(Collection entries)
════

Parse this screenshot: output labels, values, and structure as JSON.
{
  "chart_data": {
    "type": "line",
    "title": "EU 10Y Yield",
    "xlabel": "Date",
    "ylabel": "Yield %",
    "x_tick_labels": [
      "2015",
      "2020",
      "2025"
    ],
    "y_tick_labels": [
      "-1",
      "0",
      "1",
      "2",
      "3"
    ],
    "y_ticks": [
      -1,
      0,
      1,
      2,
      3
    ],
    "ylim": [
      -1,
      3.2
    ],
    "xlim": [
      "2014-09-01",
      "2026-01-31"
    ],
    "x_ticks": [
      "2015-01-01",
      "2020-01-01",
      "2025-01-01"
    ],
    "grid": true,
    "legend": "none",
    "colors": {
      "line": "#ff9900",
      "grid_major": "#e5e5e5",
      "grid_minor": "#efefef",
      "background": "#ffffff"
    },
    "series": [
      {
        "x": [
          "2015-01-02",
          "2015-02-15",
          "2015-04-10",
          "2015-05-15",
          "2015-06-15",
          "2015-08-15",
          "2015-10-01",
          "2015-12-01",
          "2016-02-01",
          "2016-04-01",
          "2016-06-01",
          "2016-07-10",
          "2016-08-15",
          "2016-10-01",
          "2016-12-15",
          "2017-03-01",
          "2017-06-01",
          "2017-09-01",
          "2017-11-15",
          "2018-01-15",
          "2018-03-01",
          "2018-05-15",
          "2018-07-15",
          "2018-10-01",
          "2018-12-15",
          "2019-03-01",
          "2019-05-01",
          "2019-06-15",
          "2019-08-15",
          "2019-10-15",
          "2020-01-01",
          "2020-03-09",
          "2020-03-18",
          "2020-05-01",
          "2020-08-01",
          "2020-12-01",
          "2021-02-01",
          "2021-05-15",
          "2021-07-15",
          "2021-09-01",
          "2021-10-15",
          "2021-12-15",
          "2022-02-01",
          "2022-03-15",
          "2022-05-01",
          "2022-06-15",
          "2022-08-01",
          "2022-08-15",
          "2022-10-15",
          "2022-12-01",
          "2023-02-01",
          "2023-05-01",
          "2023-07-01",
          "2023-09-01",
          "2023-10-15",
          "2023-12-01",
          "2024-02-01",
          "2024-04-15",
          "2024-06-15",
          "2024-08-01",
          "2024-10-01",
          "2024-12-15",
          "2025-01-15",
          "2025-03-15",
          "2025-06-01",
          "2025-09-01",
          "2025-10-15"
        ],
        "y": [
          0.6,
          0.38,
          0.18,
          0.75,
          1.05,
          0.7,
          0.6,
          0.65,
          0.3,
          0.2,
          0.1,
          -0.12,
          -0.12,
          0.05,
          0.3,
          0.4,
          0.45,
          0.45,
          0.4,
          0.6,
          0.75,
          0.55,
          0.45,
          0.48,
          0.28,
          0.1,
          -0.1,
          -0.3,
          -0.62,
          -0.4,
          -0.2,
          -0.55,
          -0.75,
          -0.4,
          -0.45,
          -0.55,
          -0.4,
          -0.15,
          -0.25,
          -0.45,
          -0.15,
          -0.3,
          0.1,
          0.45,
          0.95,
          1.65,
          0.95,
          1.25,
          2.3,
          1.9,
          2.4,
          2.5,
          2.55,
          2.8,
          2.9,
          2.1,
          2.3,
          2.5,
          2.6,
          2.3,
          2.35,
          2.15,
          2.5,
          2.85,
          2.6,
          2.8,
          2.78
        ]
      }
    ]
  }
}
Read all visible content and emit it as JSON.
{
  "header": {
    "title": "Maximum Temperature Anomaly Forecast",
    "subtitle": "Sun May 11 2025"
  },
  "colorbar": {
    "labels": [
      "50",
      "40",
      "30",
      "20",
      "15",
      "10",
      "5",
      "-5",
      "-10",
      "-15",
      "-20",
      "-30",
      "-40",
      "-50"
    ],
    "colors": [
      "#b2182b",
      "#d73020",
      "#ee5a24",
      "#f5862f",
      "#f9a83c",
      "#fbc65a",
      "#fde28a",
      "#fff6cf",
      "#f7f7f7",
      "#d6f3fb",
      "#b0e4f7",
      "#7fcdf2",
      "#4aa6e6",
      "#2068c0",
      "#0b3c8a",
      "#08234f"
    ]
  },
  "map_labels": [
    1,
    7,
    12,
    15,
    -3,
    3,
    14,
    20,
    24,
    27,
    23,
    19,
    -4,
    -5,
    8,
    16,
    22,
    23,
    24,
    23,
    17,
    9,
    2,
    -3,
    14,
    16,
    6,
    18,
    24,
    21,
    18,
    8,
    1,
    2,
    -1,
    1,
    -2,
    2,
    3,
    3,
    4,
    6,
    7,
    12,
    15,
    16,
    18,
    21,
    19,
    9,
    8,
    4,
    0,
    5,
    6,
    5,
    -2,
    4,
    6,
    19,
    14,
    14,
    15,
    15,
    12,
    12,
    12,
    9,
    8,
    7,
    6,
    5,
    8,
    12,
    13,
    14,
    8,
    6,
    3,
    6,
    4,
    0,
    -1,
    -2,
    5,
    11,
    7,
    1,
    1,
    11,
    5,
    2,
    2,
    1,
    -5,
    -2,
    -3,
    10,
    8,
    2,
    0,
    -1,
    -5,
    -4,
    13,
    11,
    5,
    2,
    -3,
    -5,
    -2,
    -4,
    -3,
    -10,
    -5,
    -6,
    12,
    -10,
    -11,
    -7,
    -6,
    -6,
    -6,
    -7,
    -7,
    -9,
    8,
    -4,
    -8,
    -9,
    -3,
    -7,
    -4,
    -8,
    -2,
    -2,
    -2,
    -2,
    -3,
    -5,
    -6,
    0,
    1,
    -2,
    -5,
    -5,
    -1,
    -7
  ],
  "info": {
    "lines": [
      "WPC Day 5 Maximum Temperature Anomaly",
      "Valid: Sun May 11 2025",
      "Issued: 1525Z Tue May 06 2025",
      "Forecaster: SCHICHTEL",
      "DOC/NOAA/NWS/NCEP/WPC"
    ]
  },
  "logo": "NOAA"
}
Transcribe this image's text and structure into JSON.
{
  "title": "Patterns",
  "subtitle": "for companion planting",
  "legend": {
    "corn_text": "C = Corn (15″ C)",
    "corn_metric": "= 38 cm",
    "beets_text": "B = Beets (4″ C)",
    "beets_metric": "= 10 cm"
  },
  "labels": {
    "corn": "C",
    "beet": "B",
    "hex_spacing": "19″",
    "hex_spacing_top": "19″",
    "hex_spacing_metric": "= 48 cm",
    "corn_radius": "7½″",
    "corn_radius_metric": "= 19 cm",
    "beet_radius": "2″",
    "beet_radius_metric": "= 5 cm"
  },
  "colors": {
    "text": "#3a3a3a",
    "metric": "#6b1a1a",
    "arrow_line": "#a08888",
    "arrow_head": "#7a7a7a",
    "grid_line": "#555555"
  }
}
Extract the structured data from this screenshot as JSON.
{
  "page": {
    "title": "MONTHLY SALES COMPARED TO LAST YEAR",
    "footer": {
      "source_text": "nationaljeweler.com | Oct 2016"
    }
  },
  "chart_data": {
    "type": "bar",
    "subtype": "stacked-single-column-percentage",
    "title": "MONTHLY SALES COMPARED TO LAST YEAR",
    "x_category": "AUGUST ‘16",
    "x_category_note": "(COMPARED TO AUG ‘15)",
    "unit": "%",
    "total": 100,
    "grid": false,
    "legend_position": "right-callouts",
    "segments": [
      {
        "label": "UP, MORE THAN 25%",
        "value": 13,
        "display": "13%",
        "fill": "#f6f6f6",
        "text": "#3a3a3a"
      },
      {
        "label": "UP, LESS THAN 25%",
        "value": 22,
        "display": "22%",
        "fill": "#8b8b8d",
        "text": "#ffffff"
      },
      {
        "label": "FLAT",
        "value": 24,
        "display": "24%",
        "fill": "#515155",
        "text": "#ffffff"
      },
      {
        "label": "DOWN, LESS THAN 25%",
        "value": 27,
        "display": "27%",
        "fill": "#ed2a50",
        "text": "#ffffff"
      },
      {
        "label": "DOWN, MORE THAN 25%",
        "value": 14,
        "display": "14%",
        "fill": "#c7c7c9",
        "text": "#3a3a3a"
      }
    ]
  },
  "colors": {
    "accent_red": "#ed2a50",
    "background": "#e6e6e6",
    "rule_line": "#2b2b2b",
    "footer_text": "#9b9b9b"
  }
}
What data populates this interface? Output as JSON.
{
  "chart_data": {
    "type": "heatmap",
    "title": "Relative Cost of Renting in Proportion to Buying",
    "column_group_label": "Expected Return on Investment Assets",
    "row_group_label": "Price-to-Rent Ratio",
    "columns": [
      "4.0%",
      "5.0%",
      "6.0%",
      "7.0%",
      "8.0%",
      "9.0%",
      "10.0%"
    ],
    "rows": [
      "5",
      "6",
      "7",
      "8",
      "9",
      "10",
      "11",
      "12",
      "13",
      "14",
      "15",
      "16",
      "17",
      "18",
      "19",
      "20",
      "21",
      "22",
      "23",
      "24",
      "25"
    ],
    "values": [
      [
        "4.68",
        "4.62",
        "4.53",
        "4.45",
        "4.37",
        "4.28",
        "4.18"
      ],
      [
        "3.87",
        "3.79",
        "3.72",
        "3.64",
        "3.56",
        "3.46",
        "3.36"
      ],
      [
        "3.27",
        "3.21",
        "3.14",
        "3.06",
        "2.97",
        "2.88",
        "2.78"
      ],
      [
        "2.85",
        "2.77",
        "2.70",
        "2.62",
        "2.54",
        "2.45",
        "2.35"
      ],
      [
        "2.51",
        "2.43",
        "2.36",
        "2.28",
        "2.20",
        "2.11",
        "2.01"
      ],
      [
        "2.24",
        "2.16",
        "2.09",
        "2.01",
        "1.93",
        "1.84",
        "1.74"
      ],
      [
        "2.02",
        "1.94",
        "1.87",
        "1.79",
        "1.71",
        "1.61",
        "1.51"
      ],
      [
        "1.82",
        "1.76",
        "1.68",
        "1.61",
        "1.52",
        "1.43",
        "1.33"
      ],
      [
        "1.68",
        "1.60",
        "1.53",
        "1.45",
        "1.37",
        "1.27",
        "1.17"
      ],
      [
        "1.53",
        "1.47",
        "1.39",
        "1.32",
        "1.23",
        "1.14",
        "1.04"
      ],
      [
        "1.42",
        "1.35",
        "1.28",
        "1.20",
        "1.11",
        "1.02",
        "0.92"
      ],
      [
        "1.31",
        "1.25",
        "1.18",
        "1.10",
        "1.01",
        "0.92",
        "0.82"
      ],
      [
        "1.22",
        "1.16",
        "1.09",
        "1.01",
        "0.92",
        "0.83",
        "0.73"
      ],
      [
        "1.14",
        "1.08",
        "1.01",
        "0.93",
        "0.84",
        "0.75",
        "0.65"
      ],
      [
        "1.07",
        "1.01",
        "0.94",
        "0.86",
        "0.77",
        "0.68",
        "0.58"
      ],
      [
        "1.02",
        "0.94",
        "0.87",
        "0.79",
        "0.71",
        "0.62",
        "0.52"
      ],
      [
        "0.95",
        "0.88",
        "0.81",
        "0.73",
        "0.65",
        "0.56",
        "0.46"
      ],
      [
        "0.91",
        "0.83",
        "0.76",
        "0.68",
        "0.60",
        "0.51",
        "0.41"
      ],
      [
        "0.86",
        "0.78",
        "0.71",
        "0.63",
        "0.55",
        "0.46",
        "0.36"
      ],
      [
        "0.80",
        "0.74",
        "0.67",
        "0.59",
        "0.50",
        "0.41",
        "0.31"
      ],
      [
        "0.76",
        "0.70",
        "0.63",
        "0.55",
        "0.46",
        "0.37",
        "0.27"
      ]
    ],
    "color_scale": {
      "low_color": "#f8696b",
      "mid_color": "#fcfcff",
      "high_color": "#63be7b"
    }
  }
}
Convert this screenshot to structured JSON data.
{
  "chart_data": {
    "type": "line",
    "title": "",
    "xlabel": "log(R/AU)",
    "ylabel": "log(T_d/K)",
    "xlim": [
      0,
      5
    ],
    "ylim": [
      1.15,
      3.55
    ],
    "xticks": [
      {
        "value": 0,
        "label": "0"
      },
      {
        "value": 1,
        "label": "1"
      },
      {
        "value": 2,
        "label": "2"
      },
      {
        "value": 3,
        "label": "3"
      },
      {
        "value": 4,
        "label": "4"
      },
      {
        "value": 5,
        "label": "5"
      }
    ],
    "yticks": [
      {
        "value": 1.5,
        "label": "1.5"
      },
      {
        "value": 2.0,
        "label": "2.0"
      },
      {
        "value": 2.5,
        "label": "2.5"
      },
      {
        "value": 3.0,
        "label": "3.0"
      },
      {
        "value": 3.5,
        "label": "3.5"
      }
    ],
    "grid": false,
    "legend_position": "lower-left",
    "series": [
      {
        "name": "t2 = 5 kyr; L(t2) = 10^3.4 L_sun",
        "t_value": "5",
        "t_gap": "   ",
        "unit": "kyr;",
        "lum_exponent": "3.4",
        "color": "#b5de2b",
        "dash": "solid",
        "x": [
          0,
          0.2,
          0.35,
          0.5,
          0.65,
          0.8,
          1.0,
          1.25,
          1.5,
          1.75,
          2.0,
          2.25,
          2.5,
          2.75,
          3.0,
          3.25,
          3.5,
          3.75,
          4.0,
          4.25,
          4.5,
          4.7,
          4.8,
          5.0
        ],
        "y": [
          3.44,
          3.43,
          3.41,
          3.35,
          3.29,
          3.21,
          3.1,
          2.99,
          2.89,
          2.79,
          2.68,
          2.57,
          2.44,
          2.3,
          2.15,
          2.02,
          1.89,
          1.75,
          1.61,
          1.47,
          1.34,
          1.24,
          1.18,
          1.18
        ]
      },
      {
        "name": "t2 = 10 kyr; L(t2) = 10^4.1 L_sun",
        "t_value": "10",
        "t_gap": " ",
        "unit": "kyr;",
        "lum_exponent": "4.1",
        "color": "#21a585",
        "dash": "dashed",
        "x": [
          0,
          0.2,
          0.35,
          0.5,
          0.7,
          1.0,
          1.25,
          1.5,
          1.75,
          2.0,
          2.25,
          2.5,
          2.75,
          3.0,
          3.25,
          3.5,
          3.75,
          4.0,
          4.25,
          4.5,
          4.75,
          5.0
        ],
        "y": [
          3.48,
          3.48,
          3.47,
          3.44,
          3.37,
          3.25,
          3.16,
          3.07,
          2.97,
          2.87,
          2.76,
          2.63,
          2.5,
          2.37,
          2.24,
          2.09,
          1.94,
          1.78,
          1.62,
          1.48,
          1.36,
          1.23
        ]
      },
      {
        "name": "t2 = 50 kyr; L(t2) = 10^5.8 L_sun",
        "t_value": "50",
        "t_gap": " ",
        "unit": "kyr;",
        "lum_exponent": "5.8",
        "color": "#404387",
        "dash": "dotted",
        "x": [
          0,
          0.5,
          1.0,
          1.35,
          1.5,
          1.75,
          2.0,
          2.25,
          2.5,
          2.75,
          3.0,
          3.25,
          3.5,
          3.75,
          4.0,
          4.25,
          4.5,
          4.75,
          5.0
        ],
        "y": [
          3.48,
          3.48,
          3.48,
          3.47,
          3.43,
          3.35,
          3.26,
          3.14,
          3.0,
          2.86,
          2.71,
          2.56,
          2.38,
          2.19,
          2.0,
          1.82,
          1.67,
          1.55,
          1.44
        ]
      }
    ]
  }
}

════

* Task requirements:
State how many lines of the data include the word "MORE", with nothing else.

* Task output:
2